> Testo
▶
Potremmo terminare qui la recensione, ma a proposito di verità "contigue", ovvero di "variazioni" sul medesimo tema7, non possiamo non richiamare da ultimo l'attenzione dei lettori, seppur brevemente, sull'opera citata nella Nota N. 3. Ciò perché si tratta di un lavoro sorprendentemente simile a quello che abbiamo appena esaminato (e chissà che non ci sia stato qualche rapporto di "ispirazione"!), con la differenza che de Beaujeu viene sostituito con de Molay. La "beffa" sarebbe stata allora perpetrata in seguito ai supplizi fatti patire all'ultimo Gran Maestro dagli aguzzini dell'Inquisizione. Quindi, una parodia alquanto blasfema della crocifissione, che ci appare invero assai poco convincente8, mentre più persuasiva risulta invece l'ipotesi che gli autori del testo indicato riportano come elemento scatenante per le loro conclusioni. Avrebbero infatti ascoltato (nel 1995) un'intervista alla radio, nel corso della quale Alan Mills, "impiegato al Dipartimento di Fisica e Astronomia dell'Università di Leicester" esponeva le sue personali tesi sull'origine della Sindone con le seguenti parole:

"E' possibile che i saraceni abbiano crocifisso un prigioniero crociato seguendo passo passo le testimonianze degli evangelisti, in segno di crudele dileggio della sua fede" (op. cit., p. 188).
◀
> Compiti ed esercizi
[a] Secondo il testo sulla Sindone, in quale anno gli autori dell'opera citata nella Nota N. 3 avrebbero ascoltato l'intervista radiofonica di Alan Mills?
[b] Riprendi il testo sulla Sindone e proseguilo a partire dalla citazione di Alan Mills con cui termina.

> Dati registrati
▶
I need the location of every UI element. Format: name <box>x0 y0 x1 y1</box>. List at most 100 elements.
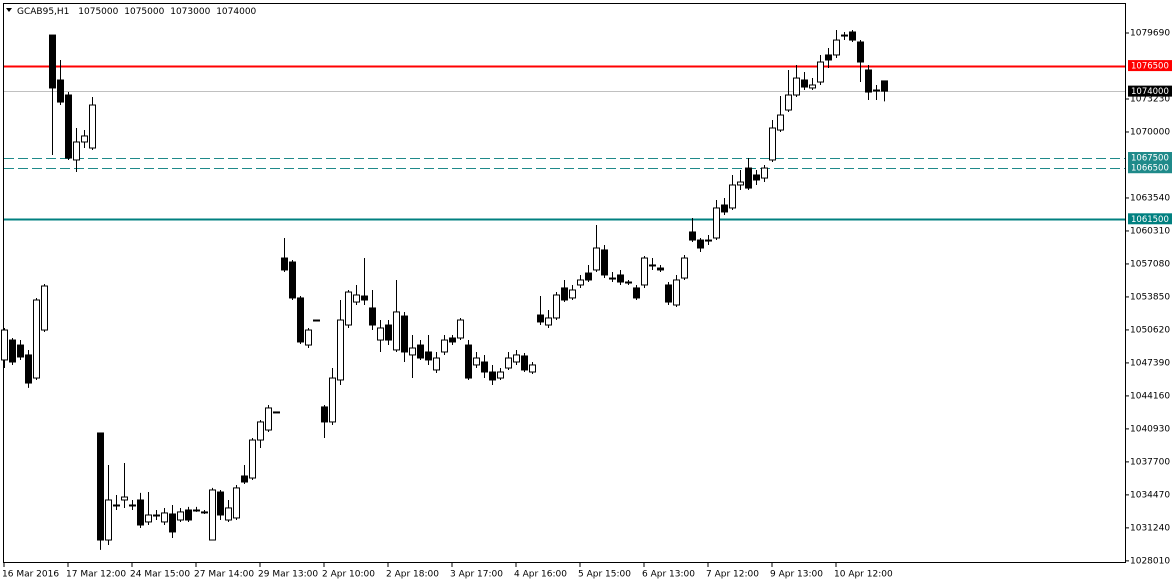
◀
> Risposte ai compiti
[a] Nel 1995.

[b]
 

1 - CG, p. 108, corsivo nel testo (con questa sigla si rimanderà alla prima edizione perugina del libro in esame). Fa eccezione un isolato "atto formale di Giulio II" (CG, p. 92 - Giuliano della Rovere, che fu sul trono di Pietro tra il 1503 e il 1513, il cosiddetto "papa guerriero"), ma per esempio nel 1991 l'Arcivescovo di Torino Giovanni Saltarini, successore del nominato Ballestrero, ha dichiarato che: "Nessuno ha mai sognato di portare la Sindone come una prova della verità del Cristianesimo" (CG, p. 108), con le quali ultime parole si intende naturalmente ribadire che fides christianorum resurrectio Christi est (S. Agostino).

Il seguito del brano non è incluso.